## [Given problem]
Report how many lines hold the string "icon". Give the number and nothing else.
-- start Material supplied --
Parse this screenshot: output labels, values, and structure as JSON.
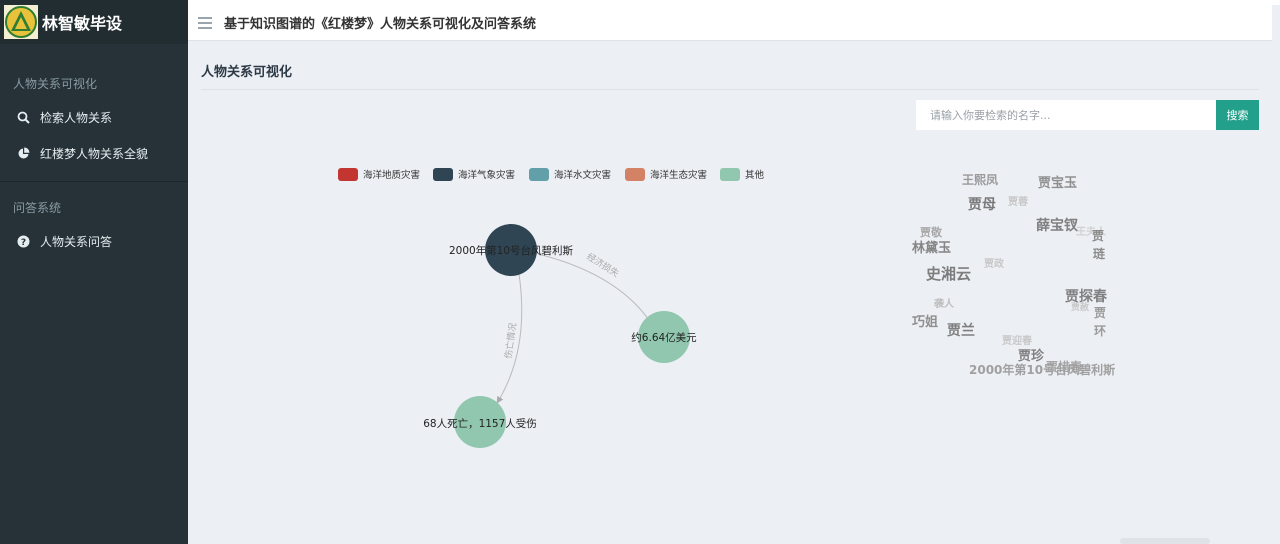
{
  "app": {
    "brand": "林智敏毕设"
  },
  "header": {
    "title": "基于知识图谱的《红楼梦》人物关系可视化及问答系统"
  },
  "sidebar": {
    "sections": [
      {
        "title": "人物关系可视化",
        "items": [
          {
            "label": "检索人物关系",
            "icon": "search-icon"
          },
          {
            "label": "红楼梦人物关系全貌",
            "icon": "pie-chart-icon"
          }
        ]
      },
      {
        "title": "问答系统",
        "items": [
          {
            "label": "人物关系问答",
            "icon": "question-circle-icon"
          }
        ]
      }
    ]
  },
  "main": {
    "page_title": "人物关系可视化"
  },
  "search": {
    "placeholder": "请输入你要检索的名字...",
    "button_label": "搜索"
  },
  "graph": {
    "legend": [
      {
        "label": "海洋地质灾害",
        "color": "#c23531"
      },
      {
        "label": "海洋气象灾害",
        "color": "#2f4554"
      },
      {
        "label": "海洋水文灾害",
        "color": "#61a0a8"
      },
      {
        "label": "海洋生态灾害",
        "color": "#d48265"
      },
      {
        "label": "其他",
        "color": "#91c7ae"
      }
    ],
    "nodes": [
      {
        "label": "2000年第10号台风碧利斯",
        "color": "#2f4554"
      },
      {
        "label": "约6.64亿美元",
        "color": "#91c7ae"
      },
      {
        "label": "68人死亡，1157人受伤",
        "color": "#91c7ae"
      }
    ],
    "edges": [
      {
        "label": "经济损失"
      },
      {
        "label": "伤亡情况"
      }
    ]
  },
  "word_cloud": [
    {
      "text": "王熙凤",
      "color": "#9a9a9a"
    },
    {
      "text": "贾宝玉",
      "color": "#8f8f8f"
    },
    {
      "text": "贾母",
      "color": "#7a7a7a"
    },
    {
      "text": "贾蓉",
      "color": "#c8c8c8"
    },
    {
      "text": "薛宝钗",
      "color": "#808080"
    },
    {
      "text": "贾敬",
      "color": "#a8a8a8"
    },
    {
      "text": "王夫人",
      "color": "#d0d0d0"
    },
    {
      "text": "贾",
      "color": "#8a8a8a"
    },
    {
      "text": "林黛玉",
      "color": "#858585"
    },
    {
      "text": "琏",
      "color": "#8a8a8a"
    },
    {
      "text": "史湘云",
      "color": "#7d7d7d"
    },
    {
      "text": "贾政",
      "color": "#c8c8c8"
    },
    {
      "text": "贾探春",
      "color": "#808080"
    },
    {
      "text": "袭人",
      "color": "#bdbdbd"
    },
    {
      "text": "贾赦",
      "color": "#c8c8c8"
    },
    {
      "text": "贾",
      "color": "#9a9a9a"
    },
    {
      "text": "巧姐",
      "color": "#8f8f8f"
    },
    {
      "text": "贾兰",
      "color": "#7f7f7f"
    },
    {
      "text": "环",
      "color": "#9a9a9a"
    },
    {
      "text": "贾迎春",
      "color": "#c8c8c8"
    },
    {
      "text": "贾珍",
      "color": "#808080"
    },
    {
      "text": "贾惜春",
      "color": "#a5a5a5"
    },
    {
      "text": "2000年第10号台风碧利斯",
      "color": "#a0a0a0"
    }
  ]
}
-- end Material supplied --
## [Exercise response]
3